• _Source records_:

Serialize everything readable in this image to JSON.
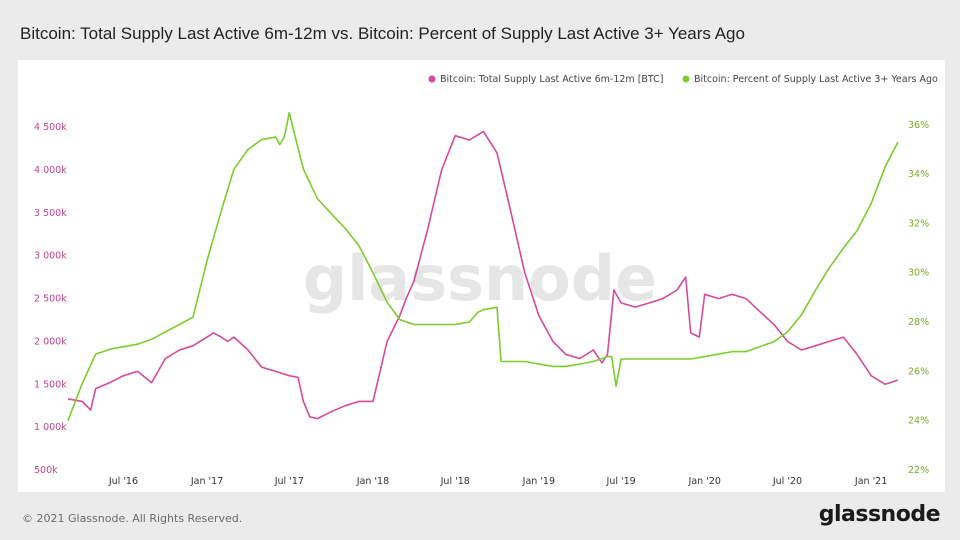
{
  "title": "Bitcoin: Total Supply Last Active 6m-12m vs. Bitcoin: Percent of Supply Last Active 3+ Years Ago",
  "footer": "© 2021 Glassnode. All Rights Reserved.",
  "brand": "glassnode",
  "watermark": "glassnode",
  "colors": {
    "series1": "#d64a9c",
    "series2": "#7ccc2e",
    "left_axis": "#c2448e",
    "right_axis": "#7aa82a"
  },
  "chart_data": {
    "type": "line",
    "title": "Bitcoin: Total Supply Last Active 6m-12m vs. Bitcoin: Percent of Supply Last Active 3+ Years Ago",
    "x_ticks": [
      "Jul '16",
      "Jan '17",
      "Jul '17",
      "Jan '18",
      "Jul '18",
      "Jan '19",
      "Jul '19",
      "Jan '20",
      "Jul '20",
      "Jan '21"
    ],
    "y_left": {
      "ticks": [
        "500k",
        "1 000k",
        "1 500k",
        "2 000k",
        "2 500k",
        "3 000k",
        "3 500k",
        "4 000k",
        "4 500k"
      ],
      "range": [
        500000,
        4700000
      ]
    },
    "y_right": {
      "ticks": [
        "22%",
        "24%",
        "26%",
        "28%",
        "30%",
        "32%",
        "34%",
        "36%"
      ],
      "range": [
        22,
        36.6
      ]
    },
    "legend_position": "top-right",
    "series": [
      {
        "name": "Bitcoin: Total Supply Last Active 6m-12m [BTC]",
        "axis": "left",
        "x": [
          "2016-03-01",
          "2016-04-01",
          "2016-04-20",
          "2016-05-01",
          "2016-06-01",
          "2016-07-01",
          "2016-08-01",
          "2016-09-01",
          "2016-10-01",
          "2016-11-01",
          "2016-12-01",
          "2017-01-01",
          "2017-01-15",
          "2017-02-01",
          "2017-02-15",
          "2017-03-01",
          "2017-04-01",
          "2017-05-01",
          "2017-06-01",
          "2017-07-01",
          "2017-07-20",
          "2017-08-01",
          "2017-08-15",
          "2017-09-01",
          "2017-10-01",
          "2017-11-01",
          "2017-12-01",
          "2018-01-01",
          "2018-02-01",
          "2018-03-01",
          "2018-03-15",
          "2018-04-01",
          "2018-05-01",
          "2018-06-01",
          "2018-07-01",
          "2018-08-01",
          "2018-09-01",
          "2018-10-01",
          "2018-11-01",
          "2018-12-01",
          "2019-01-01",
          "2019-02-01",
          "2019-03-01",
          "2019-04-01",
          "2019-05-01",
          "2019-05-20",
          "2019-06-01",
          "2019-06-15",
          "2019-07-01",
          "2019-08-01",
          "2019-09-01",
          "2019-10-01",
          "2019-11-01",
          "2019-11-20",
          "2019-12-01",
          "2019-12-20",
          "2020-01-01",
          "2020-02-01",
          "2020-03-01",
          "2020-04-01",
          "2020-05-01",
          "2020-06-01",
          "2020-07-01",
          "2020-08-01",
          "2020-09-01",
          "2020-10-01",
          "2020-11-01",
          "2020-12-01",
          "2021-01-01",
          "2021-02-01",
          "2021-03-01"
        ],
        "values": [
          1330000,
          1300000,
          1200000,
          1450000,
          1520000,
          1600000,
          1650000,
          1520000,
          1800000,
          1900000,
          1950000,
          2050000,
          2100000,
          2050000,
          2000000,
          2050000,
          1900000,
          1700000,
          1650000,
          1600000,
          1580000,
          1300000,
          1120000,
          1100000,
          1180000,
          1250000,
          1300000,
          1300000,
          2000000,
          2300000,
          2500000,
          2700000,
          3300000,
          4000000,
          4400000,
          4350000,
          4450000,
          4200000,
          3500000,
          2800000,
          2300000,
          2000000,
          1850000,
          1800000,
          1900000,
          1750000,
          1850000,
          2600000,
          2450000,
          2400000,
          2450000,
          2500000,
          2600000,
          2750000,
          2100000,
          2050000,
          2550000,
          2500000,
          2550000,
          2500000,
          2350000,
          2200000,
          2000000,
          1900000,
          1950000,
          2000000,
          2050000,
          1850000,
          1600000,
          1500000,
          1550000
        ]
      },
      {
        "name": "Bitcoin: Percent of Supply Last Active 3+ Years Ago",
        "axis": "right",
        "x": [
          "2016-03-01",
          "2016-04-01",
          "2016-05-01",
          "2016-06-01",
          "2016-07-01",
          "2016-08-01",
          "2016-09-01",
          "2016-10-01",
          "2016-11-01",
          "2016-12-01",
          "2017-01-01",
          "2017-02-01",
          "2017-03-01",
          "2017-04-01",
          "2017-05-01",
          "2017-06-01",
          "2017-06-10",
          "2017-06-20",
          "2017-07-01",
          "2017-07-10",
          "2017-08-01",
          "2017-09-01",
          "2017-10-01",
          "2017-11-01",
          "2017-12-01",
          "2018-01-01",
          "2018-02-01",
          "2018-03-01",
          "2018-04-01",
          "2018-05-01",
          "2018-06-01",
          "2018-07-01",
          "2018-08-01",
          "2018-08-20",
          "2018-09-01",
          "2018-10-01",
          "2018-10-10",
          "2018-11-01",
          "2018-12-01",
          "2019-01-01",
          "2019-02-01",
          "2019-03-01",
          "2019-04-01",
          "2019-05-01",
          "2019-06-01",
          "2019-06-10",
          "2019-06-20",
          "2019-07-01",
          "2019-08-01",
          "2019-09-01",
          "2019-10-01",
          "2019-11-01",
          "2019-12-01",
          "2020-01-01",
          "2020-02-01",
          "2020-03-01",
          "2020-04-01",
          "2020-05-01",
          "2020-06-01",
          "2020-07-01",
          "2020-08-01",
          "2020-09-01",
          "2020-10-01",
          "2020-11-01",
          "2020-12-01",
          "2021-01-01",
          "2021-02-01",
          "2021-03-01"
        ],
        "values": [
          24.0,
          25.5,
          26.7,
          26.9,
          27.0,
          27.1,
          27.3,
          27.6,
          27.9,
          28.2,
          30.5,
          32.5,
          34.2,
          35.0,
          35.4,
          35.5,
          35.2,
          35.5,
          36.5,
          35.8,
          34.2,
          33.0,
          32.4,
          31.8,
          31.1,
          30.0,
          28.8,
          28.1,
          27.9,
          27.9,
          27.9,
          27.9,
          28.0,
          28.4,
          28.5,
          28.6,
          26.4,
          26.4,
          26.4,
          26.3,
          26.2,
          26.2,
          26.3,
          26.4,
          26.6,
          26.6,
          25.4,
          26.5,
          26.5,
          26.5,
          26.5,
          26.5,
          26.5,
          26.6,
          26.7,
          26.8,
          26.8,
          27.0,
          27.2,
          27.6,
          28.3,
          29.3,
          30.2,
          31.0,
          31.7,
          32.8,
          34.3,
          35.3
        ]
      }
    ]
  }
}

• _Job_:
Every line of the data should be copied as it stands, without the images.

• _Correct answer_:
Serialize everything readable in this image to JSON.
{
  "title": "Bitcoin: Total Supply Last Active 6m-12m vs. Bitcoin: Percent of Supply Last Active 3+ Years Ago",
  "footer": "© 2021 Glassnode. All Rights Reserved.",
  "brand": "glassnode",
  "watermark": "glassnode",
  "colors": {
    "series1": "#d64a9c",
    "series2": "#7ccc2e",
    "left_axis": "#c2448e",
    "right_axis": "#7aa82a"
  },
  "chart_data": {
    "type": "line",
    "title": "Bitcoin: Total Supply Last Active 6m-12m vs. Bitcoin: Percent of Supply Last Active 3+ Years Ago",
    "x_ticks": [
      "Jul '16",
      "Jan '17",
      "Jul '17",
      "Jan '18",
      "Jul '18",
      "Jan '19",
      "Jul '19",
      "Jan '20",
      "Jul '20",
      "Jan '21"
    ],
    "y_left": {
      "ticks": [
        "500k",
        "1 000k",
        "1 500k",
        "2 000k",
        "2 500k",
        "3 000k",
        "3 500k",
        "4 000k",
        "4 500k"
      ],
      "range": [
        500000,
        4700000
      ]
    },
    "y_right": {
      "ticks": [
        "22%",
        "24%",
        "26%",
        "28%",
        "30%",
        "32%",
        "34%",
        "36%"
      ],
      "range": [
        22,
        36.6
      ]
    },
    "legend_position": "top-right",
    "series": [
      {
        "name": "Bitcoin: Total Supply Last Active 6m-12m [BTC]",
        "axis": "left",
        "x": [
          "2016-03-01",
          "2016-04-01",
          "2016-04-20",
          "2016-05-01",
          "2016-06-01",
          "2016-07-01",
          "2016-08-01",
          "2016-09-01",
          "2016-10-01",
          "2016-11-01",
          "2016-12-01",
          "2017-01-01",
          "2017-01-15",
          "2017-02-01",
          "2017-02-15",
          "2017-03-01",
          "2017-04-01",
          "2017-05-01",
          "2017-06-01",
          "2017-07-01",
          "2017-07-20",
          "2017-08-01",
          "2017-08-15",
          "2017-09-01",
          "2017-10-01",
          "2017-11-01",
          "2017-12-01",
          "2018-01-01",
          "2018-02-01",
          "2018-03-01",
          "2018-03-15",
          "2018-04-01",
          "2018-05-01",
          "2018-06-01",
          "2018-07-01",
          "2018-08-01",
          "2018-09-01",
          "2018-10-01",
          "2018-11-01",
          "2018-12-01",
          "2019-01-01",
          "2019-02-01",
          "2019-03-01",
          "2019-04-01",
          "2019-05-01",
          "2019-05-20",
          "2019-06-01",
          "2019-06-15",
          "2019-07-01",
          "2019-08-01",
          "2019-09-01",
          "2019-10-01",
          "2019-11-01",
          "2019-11-20",
          "2019-12-01",
          "2019-12-20",
          "2020-01-01",
          "2020-02-01",
          "2020-03-01",
          "2020-04-01",
          "2020-05-01",
          "2020-06-01",
          "2020-07-01",
          "2020-08-01",
          "2020-09-01",
          "2020-10-01",
          "2020-11-01",
          "2020-12-01",
          "2021-01-01",
          "2021-02-01",
          "2021-03-01"
        ],
        "values": [
          1330000,
          1300000,
          1200000,
          1450000,
          1520000,
          1600000,
          1650000,
          1520000,
          1800000,
          1900000,
          1950000,
          2050000,
          2100000,
          2050000,
          2000000,
          2050000,
          1900000,
          1700000,
          1650000,
          1600000,
          1580000,
          1300000,
          1120000,
          1100000,
          1180000,
          1250000,
          1300000,
          1300000,
          2000000,
          2300000,
          2500000,
          2700000,
          3300000,
          4000000,
          4400000,
          4350000,
          4450000,
          4200000,
          3500000,
          2800000,
          2300000,
          2000000,
          1850000,
          1800000,
          1900000,
          1750000,
          1850000,
          2600000,
          2450000,
          2400000,
          2450000,
          2500000,
          2600000,
          2750000,
          2100000,
          2050000,
          2550000,
          2500000,
          2550000,
          2500000,
          2350000,
          2200000,
          2000000,
          1900000,
          1950000,
          2000000,
          2050000,
          1850000,
          1600000,
          1500000,
          1550000
        ]
      },
      {
        "name": "Bitcoin: Percent of Supply Last Active 3+ Years Ago",
        "axis": "right",
        "x": [
          "2016-03-01",
          "2016-04-01",
          "2016-05-01",
          "2016-06-01",
          "2016-07-01",
          "2016-08-01",
          "2016-09-01",
          "2016-10-01",
          "2016-11-01",
          "2016-12-01",
          "2017-01-01",
          "2017-02-01",
          "2017-03-01",
          "2017-04-01",
          "2017-05-01",
          "2017-06-01",
          "2017-06-10",
          "2017-06-20",
          "2017-07-01",
          "2017-07-10",
          "2017-08-01",
          "2017-09-01",
          "2017-10-01",
          "2017-11-01",
          "2017-12-01",
          "2018-01-01",
          "2018-02-01",
          "2018-03-01",
          "2018-04-01",
          "2018-05-01",
          "2018-06-01",
          "2018-07-01",
          "2018-08-01",
          "2018-08-20",
          "2018-09-01",
          "2018-10-01",
          "2018-10-10",
          "2018-11-01",
          "2018-12-01",
          "2019-01-01",
          "2019-02-01",
          "2019-03-01",
          "2019-04-01",
          "2019-05-01",
          "2019-06-01",
          "2019-06-10",
          "2019-06-20",
          "2019-07-01",
          "2019-08-01",
          "2019-09-01",
          "2019-10-01",
          "2019-11-01",
          "2019-12-01",
          "2020-01-01",
          "2020-02-01",
          "2020-03-01",
          "2020-04-01",
          "2020-05-01",
          "2020-06-01",
          "2020-07-01",
          "2020-08-01",
          "2020-09-01",
          "2020-10-01",
          "2020-11-01",
          "2020-12-01",
          "2021-01-01",
          "2021-02-01",
          "2021-03-01"
        ],
        "values": [
          24.0,
          25.5,
          26.7,
          26.9,
          27.0,
          27.1,
          27.3,
          27.6,
          27.9,
          28.2,
          30.5,
          32.5,
          34.2,
          35.0,
          35.4,
          35.5,
          35.2,
          35.5,
          36.5,
          35.8,
          34.2,
          33.0,
          32.4,
          31.8,
          31.1,
          30.0,
          28.8,
          28.1,
          27.9,
          27.9,
          27.9,
          27.9,
          28.0,
          28.4,
          28.5,
          28.6,
          26.4,
          26.4,
          26.4,
          26.3,
          26.2,
          26.2,
          26.3,
          26.4,
          26.6,
          26.6,
          25.4,
          26.5,
          26.5,
          26.5,
          26.5,
          26.5,
          26.5,
          26.6,
          26.7,
          26.8,
          26.8,
          27.0,
          27.2,
          27.6,
          28.3,
          29.3,
          30.2,
          31.0,
          31.7,
          32.8,
          34.3,
          35.3
        ]
      }
    ]
  }
}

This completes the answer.